Begin DATA
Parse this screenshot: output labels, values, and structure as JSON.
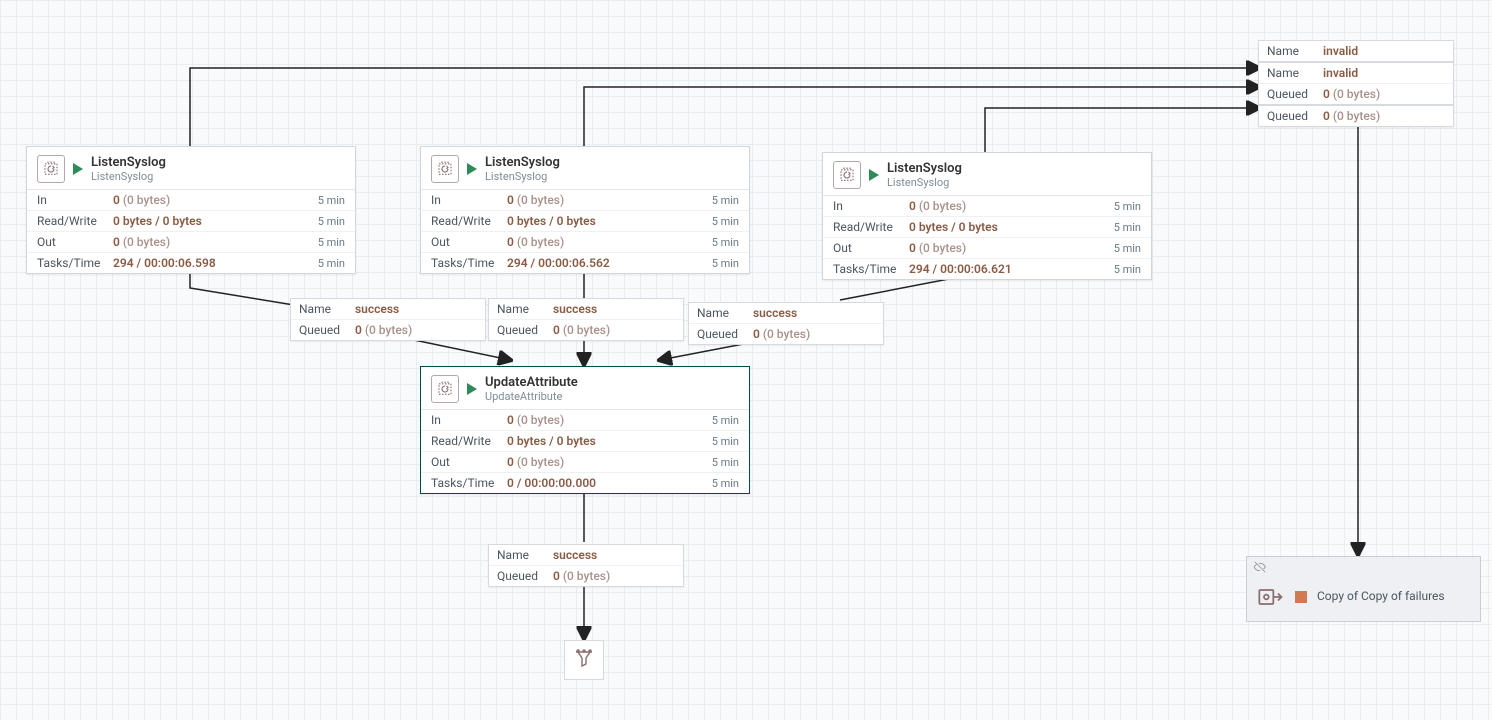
{
  "processors": [
    {
      "id": "p1",
      "title": "ListenSyslog",
      "subtitle": "ListenSyslog",
      "stats": {
        "in": {
          "count": "0",
          "bytes": "(0 bytes)",
          "time": "5 min"
        },
        "rw": {
          "value": "0 bytes / 0 bytes",
          "time": "5 min"
        },
        "out": {
          "count": "0",
          "bytes": "(0 bytes)",
          "time": "5 min"
        },
        "tasks": {
          "value": "294 / 00:00:06.598",
          "time": "5 min"
        }
      }
    },
    {
      "id": "p2",
      "title": "ListenSyslog",
      "subtitle": "ListenSyslog",
      "stats": {
        "in": {
          "count": "0",
          "bytes": "(0 bytes)",
          "time": "5 min"
        },
        "rw": {
          "value": "0 bytes / 0 bytes",
          "time": "5 min"
        },
        "out": {
          "count": "0",
          "bytes": "(0 bytes)",
          "time": "5 min"
        },
        "tasks": {
          "value": "294 / 00:00:06.562",
          "time": "5 min"
        }
      }
    },
    {
      "id": "p3",
      "title": "ListenSyslog",
      "subtitle": "ListenSyslog",
      "stats": {
        "in": {
          "count": "0",
          "bytes": "(0 bytes)",
          "time": "5 min"
        },
        "rw": {
          "value": "0 bytes / 0 bytes",
          "time": "5 min"
        },
        "out": {
          "count": "0",
          "bytes": "(0 bytes)",
          "time": "5 min"
        },
        "tasks": {
          "value": "294 / 00:00:06.621",
          "time": "5 min"
        }
      }
    },
    {
      "id": "p4",
      "title": "UpdateAttribute",
      "subtitle": "UpdateAttribute",
      "stats": {
        "in": {
          "count": "0",
          "bytes": "(0 bytes)",
          "time": "5 min"
        },
        "rw": {
          "value": "0 bytes / 0 bytes",
          "time": "5 min"
        },
        "out": {
          "count": "0",
          "bytes": "(0 bytes)",
          "time": "5 min"
        },
        "tasks": {
          "value": "0 / 00:00:00.000",
          "time": "5 min"
        }
      }
    }
  ],
  "labels": {
    "name": "Name",
    "queued": "Queued",
    "in": "In",
    "rw": "Read/Write",
    "out": "Out",
    "tasks": "Tasks/Time"
  },
  "connections": {
    "success": {
      "name": "success",
      "queued_count": "0",
      "queued_bytes": "(0 bytes)"
    },
    "invalid": {
      "name": "invalid",
      "queued_count": "0",
      "queued_bytes": "(0 bytes)"
    }
  },
  "group": {
    "title": "Copy of Copy of failures"
  }
}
End DATA
*SHORT EXERCISE:*
Which lines of the data include "UpdateAttribute"? Copy each of them.

*FINAL RESULT:*
      "title": "UpdateAttribute",
      "subtitle": "UpdateAttribute",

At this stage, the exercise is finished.